## START Data excerpts

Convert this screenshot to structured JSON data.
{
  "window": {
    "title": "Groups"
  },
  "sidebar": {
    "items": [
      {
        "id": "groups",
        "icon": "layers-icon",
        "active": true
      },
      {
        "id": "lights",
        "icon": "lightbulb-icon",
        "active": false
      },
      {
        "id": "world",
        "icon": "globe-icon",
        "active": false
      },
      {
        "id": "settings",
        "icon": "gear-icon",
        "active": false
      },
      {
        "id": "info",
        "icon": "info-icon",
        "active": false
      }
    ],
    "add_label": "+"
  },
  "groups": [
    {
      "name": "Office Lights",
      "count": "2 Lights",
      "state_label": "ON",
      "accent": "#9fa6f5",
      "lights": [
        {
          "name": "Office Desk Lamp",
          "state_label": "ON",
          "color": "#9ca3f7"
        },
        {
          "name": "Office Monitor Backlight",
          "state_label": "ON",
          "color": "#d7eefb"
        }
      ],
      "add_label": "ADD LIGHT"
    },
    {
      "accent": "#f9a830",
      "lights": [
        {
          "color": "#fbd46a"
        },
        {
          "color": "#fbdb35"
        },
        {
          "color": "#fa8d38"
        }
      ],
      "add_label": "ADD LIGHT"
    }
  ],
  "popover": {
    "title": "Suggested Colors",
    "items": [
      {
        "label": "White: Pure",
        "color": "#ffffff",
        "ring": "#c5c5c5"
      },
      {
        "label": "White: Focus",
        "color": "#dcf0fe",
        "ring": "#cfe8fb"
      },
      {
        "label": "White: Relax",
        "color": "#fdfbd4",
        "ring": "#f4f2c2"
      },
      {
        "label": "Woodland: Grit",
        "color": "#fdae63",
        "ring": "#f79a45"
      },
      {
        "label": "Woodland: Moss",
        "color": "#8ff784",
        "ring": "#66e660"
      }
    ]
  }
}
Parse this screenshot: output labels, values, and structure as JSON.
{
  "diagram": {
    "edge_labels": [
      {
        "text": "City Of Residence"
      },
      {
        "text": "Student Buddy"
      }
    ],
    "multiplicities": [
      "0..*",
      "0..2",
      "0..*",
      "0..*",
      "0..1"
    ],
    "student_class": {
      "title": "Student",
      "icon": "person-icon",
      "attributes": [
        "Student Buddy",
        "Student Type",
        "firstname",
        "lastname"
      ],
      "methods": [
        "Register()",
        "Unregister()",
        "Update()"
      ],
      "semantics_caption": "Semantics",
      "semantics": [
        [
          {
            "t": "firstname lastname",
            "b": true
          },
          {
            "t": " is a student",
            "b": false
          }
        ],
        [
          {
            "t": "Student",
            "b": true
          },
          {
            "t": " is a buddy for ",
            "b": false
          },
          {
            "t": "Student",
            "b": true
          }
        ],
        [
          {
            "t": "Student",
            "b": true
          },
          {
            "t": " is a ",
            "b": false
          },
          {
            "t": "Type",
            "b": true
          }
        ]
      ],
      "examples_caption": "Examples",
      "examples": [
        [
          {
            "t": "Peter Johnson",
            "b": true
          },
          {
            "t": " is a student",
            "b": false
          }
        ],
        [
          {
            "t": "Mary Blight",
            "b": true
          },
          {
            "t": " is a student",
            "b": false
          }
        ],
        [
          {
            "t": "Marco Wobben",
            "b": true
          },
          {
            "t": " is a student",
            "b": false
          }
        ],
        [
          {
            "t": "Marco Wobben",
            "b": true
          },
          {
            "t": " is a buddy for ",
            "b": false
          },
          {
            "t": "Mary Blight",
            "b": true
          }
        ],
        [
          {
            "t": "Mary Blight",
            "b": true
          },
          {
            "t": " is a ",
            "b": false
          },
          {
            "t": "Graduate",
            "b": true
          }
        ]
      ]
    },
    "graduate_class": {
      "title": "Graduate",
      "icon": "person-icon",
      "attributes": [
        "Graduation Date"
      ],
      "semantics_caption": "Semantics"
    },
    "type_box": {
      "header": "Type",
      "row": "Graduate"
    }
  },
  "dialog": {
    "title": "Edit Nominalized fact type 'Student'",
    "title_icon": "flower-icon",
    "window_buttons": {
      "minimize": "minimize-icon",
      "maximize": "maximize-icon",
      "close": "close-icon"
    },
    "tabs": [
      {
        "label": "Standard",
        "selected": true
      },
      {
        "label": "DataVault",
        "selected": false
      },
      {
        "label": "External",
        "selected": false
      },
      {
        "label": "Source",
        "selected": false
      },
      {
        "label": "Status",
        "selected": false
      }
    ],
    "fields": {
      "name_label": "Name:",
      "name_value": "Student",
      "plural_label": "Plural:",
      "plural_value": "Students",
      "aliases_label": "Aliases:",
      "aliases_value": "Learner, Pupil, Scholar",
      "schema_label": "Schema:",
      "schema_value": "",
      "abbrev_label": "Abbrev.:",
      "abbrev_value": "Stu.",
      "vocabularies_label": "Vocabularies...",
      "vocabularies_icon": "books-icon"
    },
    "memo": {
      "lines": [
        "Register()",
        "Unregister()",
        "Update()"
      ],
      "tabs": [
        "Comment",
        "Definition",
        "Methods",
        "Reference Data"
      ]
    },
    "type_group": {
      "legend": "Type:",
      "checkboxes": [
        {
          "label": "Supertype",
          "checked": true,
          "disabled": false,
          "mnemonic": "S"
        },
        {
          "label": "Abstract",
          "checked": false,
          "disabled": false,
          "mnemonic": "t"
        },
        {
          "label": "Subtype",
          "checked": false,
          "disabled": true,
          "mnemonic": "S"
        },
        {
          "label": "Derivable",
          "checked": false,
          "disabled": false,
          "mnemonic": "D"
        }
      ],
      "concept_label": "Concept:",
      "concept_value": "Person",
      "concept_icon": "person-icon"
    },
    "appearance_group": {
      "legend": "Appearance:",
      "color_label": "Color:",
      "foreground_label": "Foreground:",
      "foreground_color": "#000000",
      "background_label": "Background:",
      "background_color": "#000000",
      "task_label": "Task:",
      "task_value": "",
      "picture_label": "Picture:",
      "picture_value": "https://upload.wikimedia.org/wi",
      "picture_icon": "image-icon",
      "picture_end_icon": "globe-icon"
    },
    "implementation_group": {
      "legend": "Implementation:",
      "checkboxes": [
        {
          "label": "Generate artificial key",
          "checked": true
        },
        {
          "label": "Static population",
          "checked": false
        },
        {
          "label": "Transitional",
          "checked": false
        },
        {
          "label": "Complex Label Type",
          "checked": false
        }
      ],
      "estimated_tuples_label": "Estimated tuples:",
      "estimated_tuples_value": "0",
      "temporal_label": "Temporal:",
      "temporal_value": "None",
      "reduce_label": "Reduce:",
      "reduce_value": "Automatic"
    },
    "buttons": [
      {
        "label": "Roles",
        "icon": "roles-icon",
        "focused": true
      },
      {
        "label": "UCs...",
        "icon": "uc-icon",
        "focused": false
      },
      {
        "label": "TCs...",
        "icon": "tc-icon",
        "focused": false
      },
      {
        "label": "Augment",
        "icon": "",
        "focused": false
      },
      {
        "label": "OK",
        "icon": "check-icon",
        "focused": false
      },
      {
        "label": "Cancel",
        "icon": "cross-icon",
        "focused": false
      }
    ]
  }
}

## END Data excerpts

▶ [Problem]
Above are the records; copy all of them exactly.

▶ [Complete output]
Convert this screenshot to structured JSON data.
{
  "window": {
    "title": "Groups"
  },
  "sidebar": {
    "items": [
      {
        "id": "groups",
        "icon": "layers-icon",
        "active": true
      },
      {
        "id": "lights",
        "icon": "lightbulb-icon",
        "active": false
      },
      {
        "id": "world",
        "icon": "globe-icon",
        "active": false
      },
      {
        "id": "settings",
        "icon": "gear-icon",
        "active": false
      },
      {
        "id": "info",
        "icon": "info-icon",
        "active": false
      }
    ],
    "add_label": "+"
  },
  "groups": [
    {
      "name": "Office Lights",
      "count": "2 Lights",
      "state_label": "ON",
      "accent": "#9fa6f5",
      "lights": [
        {
          "name": "Office Desk Lamp",
          "state_label": "ON",
          "color": "#9ca3f7"
        },
        {
          "name": "Office Monitor Backlight",
          "state_label": "ON",
          "color": "#d7eefb"
        }
      ],
      "add_label": "ADD LIGHT"
    },
    {
      "accent": "#f9a830",
      "lights": [
        {
          "color": "#fbd46a"
        },
        {
          "color": "#fbdb35"
        },
        {
          "color": "#fa8d38"
        }
      ],
      "add_label": "ADD LIGHT"
    }
  ],
  "popover": {
    "title": "Suggested Colors",
    "items": [
      {
        "label": "White: Pure",
        "color": "#ffffff",
        "ring": "#c5c5c5"
      },
      {
        "label": "White: Focus",
        "color": "#dcf0fe",
        "ring": "#cfe8fb"
      },
      {
        "label": "White: Relax",
        "color": "#fdfbd4",
        "ring": "#f4f2c2"
      },
      {
        "label": "Woodland: Grit",
        "color": "#fdae63",
        "ring": "#f79a45"
      },
      {
        "label": "Woodland: Moss",
        "color": "#8ff784",
        "ring": "#66e660"
      }
    ]
  }
}
Parse this screenshot: output labels, values, and structure as JSON.
{
  "diagram": {
    "edge_labels": [
      {
        "text": "City Of Residence"
      },
      {
        "text": "Student Buddy"
      }
    ],
    "multiplicities": [
      "0..*",
      "0..2",
      "0..*",
      "0..*",
      "0..1"
    ],
    "student_class": {
      "title": "Student",
      "icon": "person-icon",
      "attributes": [
        "Student Buddy",
        "Student Type",
        "firstname",
        "lastname"
      ],
      "methods": [
        "Register()",
        "Unregister()",
        "Update()"
      ],
      "semantics_caption": "Semantics",
      "semantics": [
        [
          {
            "t": "firstname lastname",
            "b": true
          },
          {
            "t": " is a student",
            "b": false
          }
        ],
        [
          {
            "t": "Student",
            "b": true
          },
          {
            "t": " is a buddy for ",
            "b": false
          },
          {
            "t": "Student",
            "b": true
          }
        ],
        [
          {
            "t": "Student",
            "b": true
          },
          {
            "t": " is a ",
            "b": false
          },
          {
            "t": "Type",
            "b": true
          }
        ]
      ],
      "examples_caption": "Examples",
      "examples": [
        [
          {
            "t": "Peter Johnson",
            "b": true
          },
          {
            "t": " is a student",
            "b": false
          }
        ],
        [
          {
            "t": "Mary Blight",
            "b": true
          },
          {
            "t": " is a student",
            "b": false
          }
        ],
        [
          {
            "t": "Marco Wobben",
            "b": true
          },
          {
            "t": " is a student",
            "b": false
          }
        ],
        [
          {
            "t": "Marco Wobben",
            "b": true
          },
          {
            "t": " is a buddy for ",
            "b": false
          },
          {
            "t": "Mary Blight",
            "b": true
          }
        ],
        [
          {
            "t": "Mary Blight",
            "b": true
          },
          {
            "t": " is a ",
            "b": false
          },
          {
            "t": "Graduate",
            "b": true
          }
        ]
      ]
    },
    "graduate_class": {
      "title": "Graduate",
      "icon": "person-icon",
      "attributes": [
        "Graduation Date"
      ],
      "semantics_caption": "Semantics"
    },
    "type_box": {
      "header": "Type",
      "row": "Graduate"
    }
  },
  "dialog": {
    "title": "Edit Nominalized fact type 'Student'",
    "title_icon": "flower-icon",
    "window_buttons": {
      "minimize": "minimize-icon",
      "maximize": "maximize-icon",
      "close": "close-icon"
    },
    "tabs": [
      {
        "label": "Standard",
        "selected": true
      },
      {
        "label": "DataVault",
        "selected": false
      },
      {
        "label": "External",
        "selected": false
      },
      {
        "label": "Source",
        "selected": false
      },
      {
        "label": "Status",
        "selected": false
      }
    ],
    "fields": {
      "name_label": "Name:",
      "name_value": "Student",
      "plural_label": "Plural:",
      "plural_value": "Students",
      "aliases_label": "Aliases:",
      "aliases_value": "Learner, Pupil, Scholar",
      "schema_label": "Schema:",
      "schema_value": "",
      "abbrev_label": "Abbrev.:",
      "abbrev_value": "Stu.",
      "vocabularies_label": "Vocabularies...",
      "vocabularies_icon": "books-icon"
    },
    "memo": {
      "lines": [
        "Register()",
        "Unregister()",
        "Update()"
      ],
      "tabs": [
        "Comment",
        "Definition",
        "Methods",
        "Reference Data"
      ]
    },
    "type_group": {
      "legend": "Type:",
      "checkboxes": [
        {
          "label": "Supertype",
          "checked": true,
          "disabled": false,
          "mnemonic": "S"
        },
        {
          "label": "Abstract",
          "checked": false,
          "disabled": false,
          "mnemonic": "t"
        },
        {
          "label": "Subtype",
          "checked": false,
          "disabled": true,
          "mnemonic": "S"
        },
        {
          "label": "Derivable",
          "checked": false,
          "disabled": false,
          "mnemonic": "D"
        }
      ],
      "concept_label": "Concept:",
      "concept_value": "Person",
      "concept_icon": "person-icon"
    },
    "appearance_group": {
      "legend": "Appearance:",
      "color_label": "Color:",
      "foreground_label": "Foreground:",
      "foreground_color": "#000000",
      "background_label": "Background:",
      "background_color": "#000000",
      "task_label": "Task:",
      "task_value": "",
      "picture_label": "Picture:",
      "picture_value": "https://upload.wikimedia.org/wi",
      "picture_icon": "image-icon",
      "picture_end_icon": "globe-icon"
    },
    "implementation_group": {
      "legend": "Implementation:",
      "checkboxes": [
        {
          "label": "Generate artificial key",
          "checked": true
        },
        {
          "label": "Static population",
          "checked": false
        },
        {
          "label": "Transitional",
          "checked": false
        },
        {
          "label": "Complex Label Type",
          "checked": false
        }
      ],
      "estimated_tuples_label": "Estimated tuples:",
      "estimated_tuples_value": "0",
      "temporal_label": "Temporal:",
      "temporal_value": "None",
      "reduce_label": "Reduce:",
      "reduce_value": "Automatic"
    },
    "buttons": [
      {
        "label": "Roles",
        "icon": "roles-icon",
        "focused": true
      },
      {
        "label": "UCs...",
        "icon": "uc-icon",
        "focused": false
      },
      {
        "label": "TCs...",
        "icon": "tc-icon",
        "focused": false
      },
      {
        "label": "Augment",
        "icon": "",
        "focused": false
      },
      {
        "label": "OK",
        "icon": "check-icon",
        "focused": false
      },
      {
        "label": "Cancel",
        "icon": "cross-icon",
        "focused": false
      }
    ]
  }
}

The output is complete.